* TASK INPUTS
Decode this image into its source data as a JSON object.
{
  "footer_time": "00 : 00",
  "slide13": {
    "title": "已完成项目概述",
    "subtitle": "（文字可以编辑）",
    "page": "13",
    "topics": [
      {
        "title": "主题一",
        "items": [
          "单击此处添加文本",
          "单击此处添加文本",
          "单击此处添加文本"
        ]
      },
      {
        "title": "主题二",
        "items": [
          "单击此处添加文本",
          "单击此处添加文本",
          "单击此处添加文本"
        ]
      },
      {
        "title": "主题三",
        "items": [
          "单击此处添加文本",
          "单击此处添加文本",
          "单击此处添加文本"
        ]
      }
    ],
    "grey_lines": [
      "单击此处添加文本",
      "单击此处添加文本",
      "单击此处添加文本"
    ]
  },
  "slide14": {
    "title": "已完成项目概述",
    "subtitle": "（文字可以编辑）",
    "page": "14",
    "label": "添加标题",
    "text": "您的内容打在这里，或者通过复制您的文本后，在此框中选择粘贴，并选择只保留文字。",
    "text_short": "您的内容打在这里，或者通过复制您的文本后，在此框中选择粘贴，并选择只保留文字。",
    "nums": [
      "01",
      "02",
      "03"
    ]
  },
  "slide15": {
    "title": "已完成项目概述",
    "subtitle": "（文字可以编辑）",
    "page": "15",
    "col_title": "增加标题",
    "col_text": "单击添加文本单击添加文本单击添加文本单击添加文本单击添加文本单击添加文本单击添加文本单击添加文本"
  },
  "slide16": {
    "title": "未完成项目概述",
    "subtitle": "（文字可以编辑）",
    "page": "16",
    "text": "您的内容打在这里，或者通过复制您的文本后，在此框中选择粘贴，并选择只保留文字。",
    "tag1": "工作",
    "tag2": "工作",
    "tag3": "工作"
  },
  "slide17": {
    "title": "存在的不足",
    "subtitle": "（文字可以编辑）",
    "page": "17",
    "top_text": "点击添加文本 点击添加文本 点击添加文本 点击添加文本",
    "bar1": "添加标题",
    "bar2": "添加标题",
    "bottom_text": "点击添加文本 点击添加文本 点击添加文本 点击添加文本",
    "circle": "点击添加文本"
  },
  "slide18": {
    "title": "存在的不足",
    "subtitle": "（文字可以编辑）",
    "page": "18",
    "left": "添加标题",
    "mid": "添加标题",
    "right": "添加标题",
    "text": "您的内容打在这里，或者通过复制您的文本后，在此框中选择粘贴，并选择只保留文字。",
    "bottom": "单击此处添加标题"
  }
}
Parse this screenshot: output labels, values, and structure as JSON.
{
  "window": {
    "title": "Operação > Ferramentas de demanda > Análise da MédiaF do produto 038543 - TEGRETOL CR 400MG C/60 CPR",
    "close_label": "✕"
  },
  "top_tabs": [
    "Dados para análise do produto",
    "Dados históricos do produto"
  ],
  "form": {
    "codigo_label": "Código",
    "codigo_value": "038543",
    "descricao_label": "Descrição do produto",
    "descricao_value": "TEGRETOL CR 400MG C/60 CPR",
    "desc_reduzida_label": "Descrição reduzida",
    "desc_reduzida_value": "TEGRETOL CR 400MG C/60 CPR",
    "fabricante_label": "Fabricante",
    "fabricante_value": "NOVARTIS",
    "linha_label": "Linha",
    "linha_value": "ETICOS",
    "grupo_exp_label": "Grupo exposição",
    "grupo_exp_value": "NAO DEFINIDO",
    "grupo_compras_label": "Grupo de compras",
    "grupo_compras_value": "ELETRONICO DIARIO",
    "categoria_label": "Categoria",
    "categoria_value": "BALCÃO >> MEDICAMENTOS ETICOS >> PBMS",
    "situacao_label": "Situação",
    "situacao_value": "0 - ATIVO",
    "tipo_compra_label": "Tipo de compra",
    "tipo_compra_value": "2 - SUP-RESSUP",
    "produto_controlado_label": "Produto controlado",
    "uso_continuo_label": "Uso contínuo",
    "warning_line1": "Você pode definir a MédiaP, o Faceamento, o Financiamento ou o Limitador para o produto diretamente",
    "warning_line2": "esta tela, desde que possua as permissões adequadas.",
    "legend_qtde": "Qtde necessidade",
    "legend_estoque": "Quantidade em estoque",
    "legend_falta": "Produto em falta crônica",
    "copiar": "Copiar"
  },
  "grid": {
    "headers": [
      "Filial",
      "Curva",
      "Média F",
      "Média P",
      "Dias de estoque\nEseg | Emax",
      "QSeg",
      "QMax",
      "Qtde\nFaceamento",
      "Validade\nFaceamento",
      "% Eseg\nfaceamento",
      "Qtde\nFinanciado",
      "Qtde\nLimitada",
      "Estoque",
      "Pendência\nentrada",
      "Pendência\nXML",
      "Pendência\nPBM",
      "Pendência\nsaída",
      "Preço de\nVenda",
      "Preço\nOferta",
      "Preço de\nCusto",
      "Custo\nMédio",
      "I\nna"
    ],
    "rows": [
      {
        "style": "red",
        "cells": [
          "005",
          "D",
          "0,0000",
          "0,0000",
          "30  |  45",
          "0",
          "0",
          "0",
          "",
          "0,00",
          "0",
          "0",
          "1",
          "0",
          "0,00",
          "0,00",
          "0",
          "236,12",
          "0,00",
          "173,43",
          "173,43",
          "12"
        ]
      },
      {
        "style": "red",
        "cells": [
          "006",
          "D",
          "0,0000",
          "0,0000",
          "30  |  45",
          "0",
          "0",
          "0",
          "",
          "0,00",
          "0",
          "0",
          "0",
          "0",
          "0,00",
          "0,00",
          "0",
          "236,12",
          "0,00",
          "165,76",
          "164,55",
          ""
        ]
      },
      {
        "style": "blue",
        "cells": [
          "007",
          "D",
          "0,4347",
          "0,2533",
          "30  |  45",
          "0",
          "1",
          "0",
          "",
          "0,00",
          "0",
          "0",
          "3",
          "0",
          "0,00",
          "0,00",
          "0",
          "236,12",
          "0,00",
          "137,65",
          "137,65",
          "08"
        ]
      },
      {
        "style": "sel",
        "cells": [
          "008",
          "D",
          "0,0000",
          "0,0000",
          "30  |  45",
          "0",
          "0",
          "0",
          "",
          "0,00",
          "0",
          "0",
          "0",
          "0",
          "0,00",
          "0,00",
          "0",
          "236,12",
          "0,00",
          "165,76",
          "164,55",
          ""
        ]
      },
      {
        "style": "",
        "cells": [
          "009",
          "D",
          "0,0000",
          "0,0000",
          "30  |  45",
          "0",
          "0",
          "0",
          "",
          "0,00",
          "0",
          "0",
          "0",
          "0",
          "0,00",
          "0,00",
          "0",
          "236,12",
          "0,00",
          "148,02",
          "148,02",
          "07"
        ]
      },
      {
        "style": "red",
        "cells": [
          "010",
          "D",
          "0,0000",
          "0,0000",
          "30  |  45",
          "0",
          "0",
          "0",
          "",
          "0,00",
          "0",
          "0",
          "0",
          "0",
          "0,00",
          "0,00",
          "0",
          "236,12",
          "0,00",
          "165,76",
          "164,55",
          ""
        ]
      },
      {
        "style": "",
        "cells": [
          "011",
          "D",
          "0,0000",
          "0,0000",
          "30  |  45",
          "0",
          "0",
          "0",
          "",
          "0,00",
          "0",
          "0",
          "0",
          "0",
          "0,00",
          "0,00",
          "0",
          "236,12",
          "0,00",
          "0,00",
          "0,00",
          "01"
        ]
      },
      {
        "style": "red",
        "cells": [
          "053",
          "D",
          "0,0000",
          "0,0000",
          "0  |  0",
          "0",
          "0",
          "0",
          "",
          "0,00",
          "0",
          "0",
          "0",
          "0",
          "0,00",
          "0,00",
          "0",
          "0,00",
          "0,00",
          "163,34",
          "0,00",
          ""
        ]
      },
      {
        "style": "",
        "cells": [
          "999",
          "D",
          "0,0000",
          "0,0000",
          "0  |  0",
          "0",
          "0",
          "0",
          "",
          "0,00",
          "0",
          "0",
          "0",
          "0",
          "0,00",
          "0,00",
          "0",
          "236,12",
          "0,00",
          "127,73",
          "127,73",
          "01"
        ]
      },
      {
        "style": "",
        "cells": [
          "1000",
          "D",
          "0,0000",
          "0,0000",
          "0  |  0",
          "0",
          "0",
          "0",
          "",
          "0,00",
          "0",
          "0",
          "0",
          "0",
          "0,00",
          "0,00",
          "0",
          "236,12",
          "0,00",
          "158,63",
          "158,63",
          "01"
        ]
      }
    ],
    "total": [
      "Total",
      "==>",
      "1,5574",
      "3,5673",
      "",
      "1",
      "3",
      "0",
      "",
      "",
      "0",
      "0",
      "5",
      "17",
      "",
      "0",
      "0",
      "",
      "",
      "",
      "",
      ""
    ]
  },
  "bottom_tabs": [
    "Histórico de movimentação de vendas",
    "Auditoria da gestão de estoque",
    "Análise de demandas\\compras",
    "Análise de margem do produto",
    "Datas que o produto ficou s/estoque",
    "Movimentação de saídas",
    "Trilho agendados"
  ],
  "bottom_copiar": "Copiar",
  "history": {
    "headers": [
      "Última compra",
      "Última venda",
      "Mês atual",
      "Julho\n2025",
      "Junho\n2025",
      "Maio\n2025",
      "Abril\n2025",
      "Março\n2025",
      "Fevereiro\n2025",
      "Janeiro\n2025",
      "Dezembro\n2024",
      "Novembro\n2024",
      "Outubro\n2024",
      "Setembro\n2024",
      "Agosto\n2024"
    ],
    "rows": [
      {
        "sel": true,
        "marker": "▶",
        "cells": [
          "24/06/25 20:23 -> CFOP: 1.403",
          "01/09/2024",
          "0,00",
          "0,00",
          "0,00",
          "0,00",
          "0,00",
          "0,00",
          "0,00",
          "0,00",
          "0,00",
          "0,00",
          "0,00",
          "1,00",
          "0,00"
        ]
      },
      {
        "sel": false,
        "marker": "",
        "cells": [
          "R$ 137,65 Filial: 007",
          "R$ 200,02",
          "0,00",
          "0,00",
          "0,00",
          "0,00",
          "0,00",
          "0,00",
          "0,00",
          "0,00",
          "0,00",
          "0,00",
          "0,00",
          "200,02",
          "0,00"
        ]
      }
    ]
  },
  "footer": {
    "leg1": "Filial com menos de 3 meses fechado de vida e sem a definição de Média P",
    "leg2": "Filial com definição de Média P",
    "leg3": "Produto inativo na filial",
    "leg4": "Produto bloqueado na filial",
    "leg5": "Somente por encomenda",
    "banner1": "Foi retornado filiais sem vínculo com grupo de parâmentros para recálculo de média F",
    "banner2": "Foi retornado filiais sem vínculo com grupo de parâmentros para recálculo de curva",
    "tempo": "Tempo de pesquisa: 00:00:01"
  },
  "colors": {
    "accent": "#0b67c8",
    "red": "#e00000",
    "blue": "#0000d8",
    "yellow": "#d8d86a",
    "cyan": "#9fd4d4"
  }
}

* REQUIREMENT
Show every line where the string "filiais" appears.

* TASK OUTPUT
    "banner1": "Foi retornado filiais sem vínculo com grupo de parâmentros para recálculo de média F",
    "banner2": "Foi retornado filiais sem vínculo com grupo de parâmentros para recálculo de curva",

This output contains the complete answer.